Provide an exact transcription of all the records.

Dataset items:
::::::
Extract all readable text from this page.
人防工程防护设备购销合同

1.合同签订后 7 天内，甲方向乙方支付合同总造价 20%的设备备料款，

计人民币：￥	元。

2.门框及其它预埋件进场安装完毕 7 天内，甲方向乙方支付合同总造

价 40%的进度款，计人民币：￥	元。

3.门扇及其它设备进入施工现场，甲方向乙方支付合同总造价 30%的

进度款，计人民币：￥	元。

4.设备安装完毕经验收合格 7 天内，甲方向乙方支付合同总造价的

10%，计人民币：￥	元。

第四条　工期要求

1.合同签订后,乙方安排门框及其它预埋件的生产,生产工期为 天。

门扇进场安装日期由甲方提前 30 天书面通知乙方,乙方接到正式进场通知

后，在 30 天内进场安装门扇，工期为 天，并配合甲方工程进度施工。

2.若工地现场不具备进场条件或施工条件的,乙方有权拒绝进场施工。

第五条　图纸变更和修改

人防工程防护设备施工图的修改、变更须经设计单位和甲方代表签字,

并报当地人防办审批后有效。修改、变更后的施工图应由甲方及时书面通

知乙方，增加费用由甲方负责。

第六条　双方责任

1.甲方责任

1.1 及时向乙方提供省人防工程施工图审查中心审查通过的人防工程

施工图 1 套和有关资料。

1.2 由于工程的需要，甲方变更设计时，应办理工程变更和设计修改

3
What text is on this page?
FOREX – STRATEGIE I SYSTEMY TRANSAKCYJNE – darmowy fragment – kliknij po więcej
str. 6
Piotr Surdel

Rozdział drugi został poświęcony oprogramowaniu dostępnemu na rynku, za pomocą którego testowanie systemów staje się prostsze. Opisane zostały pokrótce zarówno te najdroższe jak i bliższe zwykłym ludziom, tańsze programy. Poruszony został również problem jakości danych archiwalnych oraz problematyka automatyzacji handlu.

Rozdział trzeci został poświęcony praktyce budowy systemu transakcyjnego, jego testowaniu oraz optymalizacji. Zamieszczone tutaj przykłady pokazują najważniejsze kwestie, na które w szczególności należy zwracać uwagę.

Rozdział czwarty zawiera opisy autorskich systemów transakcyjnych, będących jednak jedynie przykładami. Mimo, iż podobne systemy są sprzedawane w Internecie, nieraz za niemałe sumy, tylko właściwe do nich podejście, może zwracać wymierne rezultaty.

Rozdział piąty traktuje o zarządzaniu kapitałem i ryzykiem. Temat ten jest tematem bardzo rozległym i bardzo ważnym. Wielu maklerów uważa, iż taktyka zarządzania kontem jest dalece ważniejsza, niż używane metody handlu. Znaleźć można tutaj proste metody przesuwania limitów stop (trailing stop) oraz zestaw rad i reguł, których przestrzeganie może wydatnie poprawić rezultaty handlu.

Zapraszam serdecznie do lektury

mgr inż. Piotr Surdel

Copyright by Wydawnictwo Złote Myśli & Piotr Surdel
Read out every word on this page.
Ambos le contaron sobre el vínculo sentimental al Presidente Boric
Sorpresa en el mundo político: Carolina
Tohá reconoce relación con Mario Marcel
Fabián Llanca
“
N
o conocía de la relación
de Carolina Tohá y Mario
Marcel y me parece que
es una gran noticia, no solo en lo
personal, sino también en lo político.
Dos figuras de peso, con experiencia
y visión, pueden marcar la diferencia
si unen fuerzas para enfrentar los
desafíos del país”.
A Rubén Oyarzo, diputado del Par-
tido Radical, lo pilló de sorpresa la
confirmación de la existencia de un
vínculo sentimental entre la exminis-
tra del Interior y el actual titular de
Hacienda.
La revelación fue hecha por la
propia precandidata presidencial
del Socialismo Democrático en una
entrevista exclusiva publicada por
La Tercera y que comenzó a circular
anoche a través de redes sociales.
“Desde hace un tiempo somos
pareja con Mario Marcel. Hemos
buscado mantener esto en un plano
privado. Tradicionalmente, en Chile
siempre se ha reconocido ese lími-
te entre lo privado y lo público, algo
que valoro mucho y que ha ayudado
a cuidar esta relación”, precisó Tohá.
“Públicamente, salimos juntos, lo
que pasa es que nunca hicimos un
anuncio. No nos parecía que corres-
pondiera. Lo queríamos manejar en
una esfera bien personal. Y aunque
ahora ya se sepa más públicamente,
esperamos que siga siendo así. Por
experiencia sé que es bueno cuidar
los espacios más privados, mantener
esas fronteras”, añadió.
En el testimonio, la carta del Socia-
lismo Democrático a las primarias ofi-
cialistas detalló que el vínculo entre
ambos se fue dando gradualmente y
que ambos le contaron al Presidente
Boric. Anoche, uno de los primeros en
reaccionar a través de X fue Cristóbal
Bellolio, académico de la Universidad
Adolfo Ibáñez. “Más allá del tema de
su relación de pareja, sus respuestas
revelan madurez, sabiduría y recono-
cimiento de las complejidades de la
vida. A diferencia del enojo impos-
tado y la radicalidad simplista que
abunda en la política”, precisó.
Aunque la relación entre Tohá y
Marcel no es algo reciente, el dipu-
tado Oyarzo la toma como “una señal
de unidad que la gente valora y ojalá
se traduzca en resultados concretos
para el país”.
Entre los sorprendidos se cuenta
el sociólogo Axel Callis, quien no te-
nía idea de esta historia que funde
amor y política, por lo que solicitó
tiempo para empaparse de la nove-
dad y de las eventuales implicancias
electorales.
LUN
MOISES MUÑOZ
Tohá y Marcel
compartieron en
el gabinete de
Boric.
::::::
● Output of the task
Extract all readable text from this page.
人防工程防护设备购销合同

1.合同签订后 7 天内，甲方向乙方支付合同总造价 20%的设备备料款，

计人民币：￥	元。

2.门框及其它预埋件进场安装完毕 7 天内，甲方向乙方支付合同总造

价 40%的进度款，计人民币：￥	元。

3.门扇及其它设备进入施工现场，甲方向乙方支付合同总造价 30%的

进度款，计人民币：￥	元。

4.设备安装完毕经验收合格 7 天内，甲方向乙方支付合同总造价的

10%，计人民币：￥	元。

第四条　工期要求

1.合同签订后,乙方安排门框及其它预埋件的生产,生产工期为 天。

门扇进场安装日期由甲方提前 30 天书面通知乙方,乙方接到正式进场通知

后，在 30 天内进场安装门扇，工期为 天，并配合甲方工程进度施工。

2.若工地现场不具备进场条件或施工条件的,乙方有权拒绝进场施工。

第五条　图纸变更和修改

人防工程防护设备施工图的修改、变更须经设计单位和甲方代表签字,

并报当地人防办审批后有效。修改、变更后的施工图应由甲方及时书面通

知乙方，增加费用由甲方负责。

第六条　双方责任

1.甲方责任

1.1 及时向乙方提供省人防工程施工图审查中心审查通过的人防工程

施工图 1 套和有关资料。

1.2 由于工程的需要，甲方变更设计时，应办理工程变更和设计修改

3
What text is on this page?
FOREX – STRATEGIE I SYSTEMY TRANSAKCYJNE – darmowy fragment – kliknij po więcej
str. 6
Piotr Surdel

Rozdział drugi został poświęcony oprogramowaniu dostępnemu na rynku, za pomocą którego testowanie systemów staje się prostsze. Opisane zostały pokrótce zarówno te najdroższe jak i bliższe zwykłym ludziom, tańsze programy. Poruszony został również problem jakości danych archiwalnych oraz problematyka automatyzacji handlu.

Rozdział trzeci został poświęcony praktyce budowy systemu transakcyjnego, jego testowaniu oraz optymalizacji. Zamieszczone tutaj przykłady pokazują najważniejsze kwestie, na które w szczególności należy zwracać uwagę.

Rozdział czwarty zawiera opisy autorskich systemów transakcyjnych, będących jednak jedynie przykładami. Mimo, iż podobne systemy są sprzedawane w Internecie, nieraz za niemałe sumy, tylko właściwe do nich podejście, może zwracać wymierne rezultaty.

Rozdział piąty traktuje o zarządzaniu kapitałem i ryzykiem. Temat ten jest tematem bardzo rozległym i bardzo ważnym. Wielu maklerów uważa, iż taktyka zarządzania kontem jest dalece ważniejsza, niż używane metody handlu. Znaleźć można tutaj proste metody przesuwania limitów stop (trailing stop) oraz zestaw rad i reguł, których przestrzeganie może wydatnie poprawić rezultaty handlu.

Zapraszam serdecznie do lektury

mgr inż. Piotr Surdel

Copyright by Wydawnictwo Złote Myśli & Piotr Surdel
Read out every word on this page.
Ambos le contaron sobre el vínculo sentimental al Presidente Boric
Sorpresa en el mundo político: Carolina
Tohá reconoce relación con Mario Marcel
Fabián Llanca
“
N
o conocía de la relación
de Carolina Tohá y Mario
Marcel y me parece que
es una gran noticia, no solo en lo
personal, sino también en lo político.
Dos figuras de peso, con experiencia
y visión, pueden marcar la diferencia
si unen fuerzas para enfrentar los
desafíos del país”.
A Rubén Oyarzo, diputado del Par-
tido Radical, lo pilló de sorpresa la
confirmación de la existencia de un
vínculo sentimental entre la exminis-
tra del Interior y el actual titular de
Hacienda.
La revelación fue hecha por la
propia precandidata presidencial
del Socialismo Democrático en una
entrevista exclusiva publicada por
La Tercera y que comenzó a circular
anoche a través de redes sociales.
“Desde hace un tiempo somos
pareja con Mario Marcel. Hemos
buscado mantener esto en un plano
privado. Tradicionalmente, en Chile
siempre se ha reconocido ese lími-
te entre lo privado y lo público, algo
que valoro mucho y que ha ayudado
a cuidar esta relación”, precisó Tohá.
“Públicamente, salimos juntos, lo
que pasa es que nunca hicimos un
anuncio. No nos parecía que corres-
pondiera. Lo queríamos manejar en
una esfera bien personal. Y aunque
ahora ya se sepa más públicamente,
esperamos que siga siendo así. Por
experiencia sé que es bueno cuidar
los espacios más privados, mantener
esas fronteras”, añadió.
En el testimonio, la carta del Socia-
lismo Democrático a las primarias ofi-
cialistas detalló que el vínculo entre
ambos se fue dando gradualmente y
que ambos le contaron al Presidente
Boric. Anoche, uno de los primeros en
reaccionar a través de X fue Cristóbal
Bellolio, académico de la Universidad
Adolfo Ibáñez. “Más allá del tema de
su relación de pareja, sus respuestas
revelan madurez, sabiduría y recono-
cimiento de las complejidades de la
vida. A diferencia del enojo impos-
tado y la radicalidad simplista que
abunda en la política”, precisó.
Aunque la relación entre Tohá y
Marcel no es algo reciente, el dipu-
tado Oyarzo la toma como “una señal
de unidad que la gente valora y ojalá
se traduzca en resultados concretos
para el país”.
Entre los sorprendidos se cuenta
el sociólogo Axel Callis, quien no te-
nía idea de esta historia que funde
amor y política, por lo que solicitó
tiempo para empaparse de la nove-
dad y de las eventuales implicancias
electorales.
LUN
MOISES MUÑOZ
Tohá y Marcel
compartieron en
el gabinete de
Boric.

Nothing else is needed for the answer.